• _PROBLEM TO SOLVE_
Output each entry exactly; skip nothing.

======== RECORDS SHOWN ========

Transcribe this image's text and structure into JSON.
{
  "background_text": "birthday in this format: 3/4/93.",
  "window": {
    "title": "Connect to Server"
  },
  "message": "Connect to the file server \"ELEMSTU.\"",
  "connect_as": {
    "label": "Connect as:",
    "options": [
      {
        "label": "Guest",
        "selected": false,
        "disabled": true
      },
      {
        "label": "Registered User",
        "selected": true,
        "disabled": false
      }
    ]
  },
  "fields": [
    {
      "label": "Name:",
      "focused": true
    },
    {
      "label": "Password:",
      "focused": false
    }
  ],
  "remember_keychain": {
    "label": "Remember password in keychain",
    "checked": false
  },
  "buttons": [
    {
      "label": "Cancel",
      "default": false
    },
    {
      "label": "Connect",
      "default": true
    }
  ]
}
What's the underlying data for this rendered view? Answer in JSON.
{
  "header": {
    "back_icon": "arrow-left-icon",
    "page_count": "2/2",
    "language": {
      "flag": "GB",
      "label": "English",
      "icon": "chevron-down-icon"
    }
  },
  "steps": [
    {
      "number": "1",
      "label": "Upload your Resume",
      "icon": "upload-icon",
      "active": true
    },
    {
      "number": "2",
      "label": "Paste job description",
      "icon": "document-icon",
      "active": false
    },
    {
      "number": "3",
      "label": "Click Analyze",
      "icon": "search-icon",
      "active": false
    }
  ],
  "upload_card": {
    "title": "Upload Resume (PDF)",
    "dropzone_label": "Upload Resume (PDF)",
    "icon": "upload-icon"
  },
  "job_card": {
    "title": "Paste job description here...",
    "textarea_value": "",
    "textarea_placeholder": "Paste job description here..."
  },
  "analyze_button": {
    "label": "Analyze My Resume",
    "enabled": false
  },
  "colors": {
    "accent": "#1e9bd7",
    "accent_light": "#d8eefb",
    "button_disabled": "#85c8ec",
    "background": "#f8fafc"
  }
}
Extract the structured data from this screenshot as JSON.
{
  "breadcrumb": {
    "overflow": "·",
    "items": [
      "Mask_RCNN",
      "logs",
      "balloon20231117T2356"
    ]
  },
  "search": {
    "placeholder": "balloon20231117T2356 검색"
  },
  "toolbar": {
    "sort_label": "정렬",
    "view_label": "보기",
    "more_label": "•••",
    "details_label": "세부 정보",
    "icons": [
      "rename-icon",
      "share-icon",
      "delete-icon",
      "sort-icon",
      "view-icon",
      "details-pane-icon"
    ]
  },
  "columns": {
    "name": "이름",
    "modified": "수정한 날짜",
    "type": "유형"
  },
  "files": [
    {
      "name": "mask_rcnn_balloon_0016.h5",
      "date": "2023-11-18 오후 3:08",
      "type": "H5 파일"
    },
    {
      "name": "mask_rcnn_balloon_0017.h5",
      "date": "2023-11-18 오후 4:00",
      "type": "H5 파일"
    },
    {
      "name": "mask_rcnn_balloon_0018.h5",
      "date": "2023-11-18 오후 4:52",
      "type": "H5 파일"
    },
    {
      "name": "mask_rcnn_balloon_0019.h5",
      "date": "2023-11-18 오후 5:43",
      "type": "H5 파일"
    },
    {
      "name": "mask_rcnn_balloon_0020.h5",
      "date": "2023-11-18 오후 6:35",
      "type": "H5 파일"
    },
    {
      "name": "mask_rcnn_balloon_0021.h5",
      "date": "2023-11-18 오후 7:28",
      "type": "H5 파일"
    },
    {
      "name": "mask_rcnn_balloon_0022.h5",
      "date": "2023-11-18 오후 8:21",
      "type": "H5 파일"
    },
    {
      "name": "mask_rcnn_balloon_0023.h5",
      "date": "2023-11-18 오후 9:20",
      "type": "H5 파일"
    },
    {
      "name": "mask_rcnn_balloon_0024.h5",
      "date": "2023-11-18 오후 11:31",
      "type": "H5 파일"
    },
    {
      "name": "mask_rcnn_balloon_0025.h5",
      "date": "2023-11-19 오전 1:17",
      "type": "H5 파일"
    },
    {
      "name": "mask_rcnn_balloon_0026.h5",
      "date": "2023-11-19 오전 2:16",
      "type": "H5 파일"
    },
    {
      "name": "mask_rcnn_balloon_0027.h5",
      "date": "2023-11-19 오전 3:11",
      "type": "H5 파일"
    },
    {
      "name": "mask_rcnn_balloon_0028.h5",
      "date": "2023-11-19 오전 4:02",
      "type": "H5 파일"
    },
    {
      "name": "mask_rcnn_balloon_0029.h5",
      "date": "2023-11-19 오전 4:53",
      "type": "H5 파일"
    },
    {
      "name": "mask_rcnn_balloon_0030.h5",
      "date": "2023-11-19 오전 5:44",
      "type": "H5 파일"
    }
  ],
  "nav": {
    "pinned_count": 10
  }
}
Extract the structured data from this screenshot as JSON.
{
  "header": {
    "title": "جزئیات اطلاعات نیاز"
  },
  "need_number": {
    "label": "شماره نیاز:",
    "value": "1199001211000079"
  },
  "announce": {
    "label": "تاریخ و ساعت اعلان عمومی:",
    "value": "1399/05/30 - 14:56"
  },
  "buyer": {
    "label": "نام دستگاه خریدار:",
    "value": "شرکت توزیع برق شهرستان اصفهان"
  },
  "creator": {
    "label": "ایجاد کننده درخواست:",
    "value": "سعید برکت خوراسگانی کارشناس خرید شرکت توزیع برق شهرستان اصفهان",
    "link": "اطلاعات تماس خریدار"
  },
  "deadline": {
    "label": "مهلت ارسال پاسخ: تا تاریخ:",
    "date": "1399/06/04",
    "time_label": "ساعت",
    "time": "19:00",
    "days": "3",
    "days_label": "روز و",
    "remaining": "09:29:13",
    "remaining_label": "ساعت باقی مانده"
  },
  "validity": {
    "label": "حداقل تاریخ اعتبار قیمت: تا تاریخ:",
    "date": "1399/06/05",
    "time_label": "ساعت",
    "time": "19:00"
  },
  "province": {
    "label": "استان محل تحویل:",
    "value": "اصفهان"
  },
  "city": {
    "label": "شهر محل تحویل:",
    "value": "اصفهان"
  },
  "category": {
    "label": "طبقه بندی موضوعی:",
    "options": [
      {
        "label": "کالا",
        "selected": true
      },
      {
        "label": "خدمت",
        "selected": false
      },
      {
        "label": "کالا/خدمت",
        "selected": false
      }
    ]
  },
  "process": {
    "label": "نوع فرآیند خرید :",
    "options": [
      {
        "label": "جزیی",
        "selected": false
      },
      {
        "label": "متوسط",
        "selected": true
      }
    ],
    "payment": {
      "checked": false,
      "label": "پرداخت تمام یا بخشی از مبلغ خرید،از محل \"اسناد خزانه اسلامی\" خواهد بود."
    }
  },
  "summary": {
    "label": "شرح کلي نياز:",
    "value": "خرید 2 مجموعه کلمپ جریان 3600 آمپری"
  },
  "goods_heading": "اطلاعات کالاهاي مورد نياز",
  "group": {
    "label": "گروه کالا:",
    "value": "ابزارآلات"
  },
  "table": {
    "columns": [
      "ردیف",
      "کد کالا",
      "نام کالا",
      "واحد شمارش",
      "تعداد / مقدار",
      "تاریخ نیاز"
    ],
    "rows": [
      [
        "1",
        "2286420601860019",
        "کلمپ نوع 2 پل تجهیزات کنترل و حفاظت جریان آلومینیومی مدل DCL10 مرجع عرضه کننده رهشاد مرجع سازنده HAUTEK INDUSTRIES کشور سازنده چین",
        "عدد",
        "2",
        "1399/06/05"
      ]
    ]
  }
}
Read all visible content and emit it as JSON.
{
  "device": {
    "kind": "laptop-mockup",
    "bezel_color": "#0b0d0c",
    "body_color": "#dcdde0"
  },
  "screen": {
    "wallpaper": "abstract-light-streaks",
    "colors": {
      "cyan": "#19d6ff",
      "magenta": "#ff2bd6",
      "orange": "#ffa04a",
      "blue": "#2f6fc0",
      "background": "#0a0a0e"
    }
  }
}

========

• _SOLUTION_
Transcribe this image's text and structure into JSON.
{
  "background_text": "birthday in this format: 3/4/93.",
  "window": {
    "title": "Connect to Server"
  },
  "message": "Connect to the file server \"ELEMSTU.\"",
  "connect_as": {
    "label": "Connect as:",
    "options": [
      {
        "label": "Guest",
        "selected": false,
        "disabled": true
      },
      {
        "label": "Registered User",
        "selected": true,
        "disabled": false
      }
    ]
  },
  "fields": [
    {
      "label": "Name:",
      "focused": true
    },
    {
      "label": "Password:",
      "focused": false
    }
  ],
  "remember_keychain": {
    "label": "Remember password in keychain",
    "checked": false
  },
  "buttons": [
    {
      "label": "Cancel",
      "default": false
    },
    {
      "label": "Connect",
      "default": true
    }
  ]
}
What's the underlying data for this rendered view? Answer in JSON.
{
  "header": {
    "back_icon": "arrow-left-icon",
    "page_count": "2/2",
    "language": {
      "flag": "GB",
      "label": "English",
      "icon": "chevron-down-icon"
    }
  },
  "steps": [
    {
      "number": "1",
      "label": "Upload your Resume",
      "icon": "upload-icon",
      "active": true
    },
    {
      "number": "2",
      "label": "Paste job description",
      "icon": "document-icon",
      "active": false
    },
    {
      "number": "3",
      "label": "Click Analyze",
      "icon": "search-icon",
      "active": false
    }
  ],
  "upload_card": {
    "title": "Upload Resume (PDF)",
    "dropzone_label": "Upload Resume (PDF)",
    "icon": "upload-icon"
  },
  "job_card": {
    "title": "Paste job description here...",
    "textarea_value": "",
    "textarea_placeholder": "Paste job description here..."
  },
  "analyze_button": {
    "label": "Analyze My Resume",
    "enabled": false
  },
  "colors": {
    "accent": "#1e9bd7",
    "accent_light": "#d8eefb",
    "button_disabled": "#85c8ec",
    "background": "#f8fafc"
  }
}
Extract the structured data from this screenshot as JSON.
{
  "breadcrumb": {
    "overflow": "·",
    "items": [
      "Mask_RCNN",
      "logs",
      "balloon20231117T2356"
    ]
  },
  "search": {
    "placeholder": "balloon20231117T2356 검색"
  },
  "toolbar": {
    "sort_label": "정렬",
    "view_label": "보기",
    "more_label": "•••",
    "details_label": "세부 정보",
    "icons": [
      "rename-icon",
      "share-icon",
      "delete-icon",
      "sort-icon",
      "view-icon",
      "details-pane-icon"
    ]
  },
  "columns": {
    "name": "이름",
    "modified": "수정한 날짜",
    "type": "유형"
  },
  "files": [
    {
      "name": "mask_rcnn_balloon_0016.h5",
      "date": "2023-11-18 오후 3:08",
      "type": "H5 파일"
    },
    {
      "name": "mask_rcnn_balloon_0017.h5",
      "date": "2023-11-18 오후 4:00",
      "type": "H5 파일"
    },
    {
      "name": "mask_rcnn_balloon_0018.h5",
      "date": "2023-11-18 오후 4:52",
      "type": "H5 파일"
    },
    {
      "name": "mask_rcnn_balloon_0019.h5",
      "date": "2023-11-18 오후 5:43",
      "type": "H5 파일"
    },
    {
      "name": "mask_rcnn_balloon_0020.h5",
      "date": "2023-11-18 오후 6:35",
      "type": "H5 파일"
    },
    {
      "name": "mask_rcnn_balloon_0021.h5",
      "date": "2023-11-18 오후 7:28",
      "type": "H5 파일"
    },
    {
      "name": "mask_rcnn_balloon_0022.h5",
      "date": "2023-11-18 오후 8:21",
      "type": "H5 파일"
    },
    {
      "name": "mask_rcnn_balloon_0023.h5",
      "date": "2023-11-18 오후 9:20",
      "type": "H5 파일"
    },
    {
      "name": "mask_rcnn_balloon_0024.h5",
      "date": "2023-11-18 오후 11:31",
      "type": "H5 파일"
    },
    {
      "name": "mask_rcnn_balloon_0025.h5",
      "date": "2023-11-19 오전 1:17",
      "type": "H5 파일"
    },
    {
      "name": "mask_rcnn_balloon_0026.h5",
      "date": "2023-11-19 오전 2:16",
      "type": "H5 파일"
    },
    {
      "name": "mask_rcnn_balloon_0027.h5",
      "date": "2023-11-19 오전 3:11",
      "type": "H5 파일"
    },
    {
      "name": "mask_rcnn_balloon_0028.h5",
      "date": "2023-11-19 오전 4:02",
      "type": "H5 파일"
    },
    {
      "name": "mask_rcnn_balloon_0029.h5",
      "date": "2023-11-19 오전 4:53",
      "type": "H5 파일"
    },
    {
      "name": "mask_rcnn_balloon_0030.h5",
      "date": "2023-11-19 오전 5:44",
      "type": "H5 파일"
    }
  ],
  "nav": {
    "pinned_count": 10
  }
}
Extract the structured data from this screenshot as JSON.
{
  "header": {
    "title": "جزئیات اطلاعات نیاز"
  },
  "need_number": {
    "label": "شماره نیاز:",
    "value": "1199001211000079"
  },
  "announce": {
    "label": "تاریخ و ساعت اعلان عمومی:",
    "value": "1399/05/30 - 14:56"
  },
  "buyer": {
    "label": "نام دستگاه خریدار:",
    "value": "شرکت توزیع برق شهرستان اصفهان"
  },
  "creator": {
    "label": "ایجاد کننده درخواست:",
    "value": "سعید برکت خوراسگانی کارشناس خرید شرکت توزیع برق شهرستان اصفهان",
    "link": "اطلاعات تماس خریدار"
  },
  "deadline": {
    "label": "مهلت ارسال پاسخ: تا تاریخ:",
    "date": "1399/06/04",
    "time_label": "ساعت",
    "time": "19:00",
    "days": "3",
    "days_label": "روز و",
    "remaining": "09:29:13",
    "remaining_label": "ساعت باقی مانده"
  },
  "validity": {
    "label": "حداقل تاریخ اعتبار قیمت: تا تاریخ:",
    "date": "1399/06/05",
    "time_label": "ساعت",
    "time": "19:00"
  },
  "province": {
    "label": "استان محل تحویل:",
    "value": "اصفهان"
  },
  "city": {
    "label": "شهر محل تحویل:",
    "value": "اصفهان"
  },
  "category": {
    "label": "طبقه بندی موضوعی:",
    "options": [
      {
        "label": "کالا",
        "selected": true
      },
      {
        "label": "خدمت",
        "selected": false
      },
      {
        "label": "کالا/خدمت",
        "selected": false
      }
    ]
  },
  "process": {
    "label": "نوع فرآیند خرید :",
    "options": [
      {
        "label": "جزیی",
        "selected": false
      },
      {
        "label": "متوسط",
        "selected": true
      }
    ],
    "payment": {
      "checked": false,
      "label": "پرداخت تمام یا بخشی از مبلغ خرید،از محل \"اسناد خزانه اسلامی\" خواهد بود."
    }
  },
  "summary": {
    "label": "شرح کلي نياز:",
    "value": "خرید 2 مجموعه کلمپ جریان 3600 آمپری"
  },
  "goods_heading": "اطلاعات کالاهاي مورد نياز",
  "group": {
    "label": "گروه کالا:",
    "value": "ابزارآلات"
  },
  "table": {
    "columns": [
      "ردیف",
      "کد کالا",
      "نام کالا",
      "واحد شمارش",
      "تعداد / مقدار",
      "تاریخ نیاز"
    ],
    "rows": [
      [
        "1",
        "2286420601860019",
        "کلمپ نوع 2 پل تجهیزات کنترل و حفاظت جریان آلومینیومی مدل DCL10 مرجع عرضه کننده رهشاد مرجع سازنده HAUTEK INDUSTRIES کشور سازنده چین",
        "عدد",
        "2",
        "1399/06/05"
      ]
    ]
  }
}
Read all visible content and emit it as JSON.
{
  "device": {
    "kind": "laptop-mockup",
    "bezel_color": "#0b0d0c",
    "body_color": "#dcdde0"
  },
  "screen": {
    "wallpaper": "abstract-light-streaks",
    "colors": {
      "cyan": "#19d6ff",
      "magenta": "#ff2bd6",
      "orange": "#ffa04a",
      "blue": "#2f6fc0",
      "background": "#0a0a0e"
    }
  }
}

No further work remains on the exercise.